WHAT THE TASK ASKS
Please copy out every line below that contains the string "title".

DATA EXCERPTS

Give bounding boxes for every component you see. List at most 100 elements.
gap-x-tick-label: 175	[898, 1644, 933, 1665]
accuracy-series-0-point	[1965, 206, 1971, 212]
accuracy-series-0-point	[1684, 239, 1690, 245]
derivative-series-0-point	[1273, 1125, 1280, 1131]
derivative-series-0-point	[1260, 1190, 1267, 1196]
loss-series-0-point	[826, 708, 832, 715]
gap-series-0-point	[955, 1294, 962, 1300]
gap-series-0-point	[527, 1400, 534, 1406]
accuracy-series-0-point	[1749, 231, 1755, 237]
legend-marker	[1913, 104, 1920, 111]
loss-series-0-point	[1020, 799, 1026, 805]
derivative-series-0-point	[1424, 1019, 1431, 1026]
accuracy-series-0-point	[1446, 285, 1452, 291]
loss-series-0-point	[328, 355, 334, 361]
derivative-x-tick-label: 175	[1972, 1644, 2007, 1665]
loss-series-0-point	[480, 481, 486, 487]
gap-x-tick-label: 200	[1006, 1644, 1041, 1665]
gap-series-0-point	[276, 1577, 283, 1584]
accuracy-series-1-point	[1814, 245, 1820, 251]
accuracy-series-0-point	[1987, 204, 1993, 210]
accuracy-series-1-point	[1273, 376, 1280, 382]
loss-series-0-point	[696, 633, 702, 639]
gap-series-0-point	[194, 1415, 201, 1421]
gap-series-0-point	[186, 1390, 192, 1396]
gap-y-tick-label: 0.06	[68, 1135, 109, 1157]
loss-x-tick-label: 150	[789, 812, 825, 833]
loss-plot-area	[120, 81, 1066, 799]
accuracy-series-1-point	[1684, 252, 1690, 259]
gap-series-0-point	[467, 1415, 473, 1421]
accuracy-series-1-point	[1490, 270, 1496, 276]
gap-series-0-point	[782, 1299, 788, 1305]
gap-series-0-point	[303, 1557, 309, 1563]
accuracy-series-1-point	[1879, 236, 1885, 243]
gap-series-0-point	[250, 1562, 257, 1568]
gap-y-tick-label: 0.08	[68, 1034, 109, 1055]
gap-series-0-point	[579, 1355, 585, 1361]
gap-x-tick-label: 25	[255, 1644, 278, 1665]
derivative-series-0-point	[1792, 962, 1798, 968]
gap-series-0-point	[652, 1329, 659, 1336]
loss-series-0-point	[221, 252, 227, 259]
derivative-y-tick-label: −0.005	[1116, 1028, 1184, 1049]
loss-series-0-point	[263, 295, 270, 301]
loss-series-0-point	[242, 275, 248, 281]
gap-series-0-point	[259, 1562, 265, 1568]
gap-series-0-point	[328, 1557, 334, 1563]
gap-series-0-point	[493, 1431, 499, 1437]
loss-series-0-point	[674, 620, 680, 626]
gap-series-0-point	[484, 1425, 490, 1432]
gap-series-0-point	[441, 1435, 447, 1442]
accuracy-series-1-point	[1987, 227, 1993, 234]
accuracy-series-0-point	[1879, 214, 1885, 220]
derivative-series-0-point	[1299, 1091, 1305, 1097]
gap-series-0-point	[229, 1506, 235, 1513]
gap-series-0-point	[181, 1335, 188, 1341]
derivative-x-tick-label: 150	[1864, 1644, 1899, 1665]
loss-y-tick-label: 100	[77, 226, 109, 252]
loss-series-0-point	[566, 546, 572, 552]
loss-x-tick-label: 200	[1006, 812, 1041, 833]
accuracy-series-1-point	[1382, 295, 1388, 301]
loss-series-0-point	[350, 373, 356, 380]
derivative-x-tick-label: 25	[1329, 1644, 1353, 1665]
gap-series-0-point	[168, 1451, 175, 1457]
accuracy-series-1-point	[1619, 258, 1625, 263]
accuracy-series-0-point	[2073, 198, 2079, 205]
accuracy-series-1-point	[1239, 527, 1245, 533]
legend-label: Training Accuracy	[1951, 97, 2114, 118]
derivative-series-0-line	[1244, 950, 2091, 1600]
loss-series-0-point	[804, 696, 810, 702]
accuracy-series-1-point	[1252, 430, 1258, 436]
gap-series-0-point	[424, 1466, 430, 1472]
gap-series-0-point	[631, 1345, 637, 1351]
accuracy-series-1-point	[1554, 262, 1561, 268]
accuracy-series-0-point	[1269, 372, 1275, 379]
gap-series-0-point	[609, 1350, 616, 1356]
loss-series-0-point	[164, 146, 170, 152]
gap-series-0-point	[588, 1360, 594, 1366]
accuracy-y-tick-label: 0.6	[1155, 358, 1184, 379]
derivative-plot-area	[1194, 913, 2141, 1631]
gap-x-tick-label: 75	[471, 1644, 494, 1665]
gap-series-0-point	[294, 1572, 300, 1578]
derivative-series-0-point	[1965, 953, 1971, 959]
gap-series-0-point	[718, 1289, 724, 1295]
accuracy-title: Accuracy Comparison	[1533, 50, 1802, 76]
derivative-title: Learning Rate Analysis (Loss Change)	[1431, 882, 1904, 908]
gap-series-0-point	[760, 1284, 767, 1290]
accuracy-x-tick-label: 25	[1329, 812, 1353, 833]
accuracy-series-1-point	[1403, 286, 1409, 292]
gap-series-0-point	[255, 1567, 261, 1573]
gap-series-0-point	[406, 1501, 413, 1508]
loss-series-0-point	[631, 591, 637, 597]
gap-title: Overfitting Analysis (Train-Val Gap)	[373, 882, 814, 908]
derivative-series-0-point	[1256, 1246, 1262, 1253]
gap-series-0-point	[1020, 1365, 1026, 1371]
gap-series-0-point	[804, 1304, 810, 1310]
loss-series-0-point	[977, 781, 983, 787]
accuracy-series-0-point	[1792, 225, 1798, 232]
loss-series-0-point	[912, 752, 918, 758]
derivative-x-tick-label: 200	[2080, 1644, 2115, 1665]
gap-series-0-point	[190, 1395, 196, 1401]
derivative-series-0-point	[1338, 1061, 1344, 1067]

RESPONSE
accuracy-title: Accuracy Comparison	[1533, 50, 1802, 76]
derivative-title: Learning Rate Analysis (Loss Change)	[1431, 882, 1904, 908]
gap-title: Overfitting Analysis (Train-Val Gap)	[373, 882, 814, 908]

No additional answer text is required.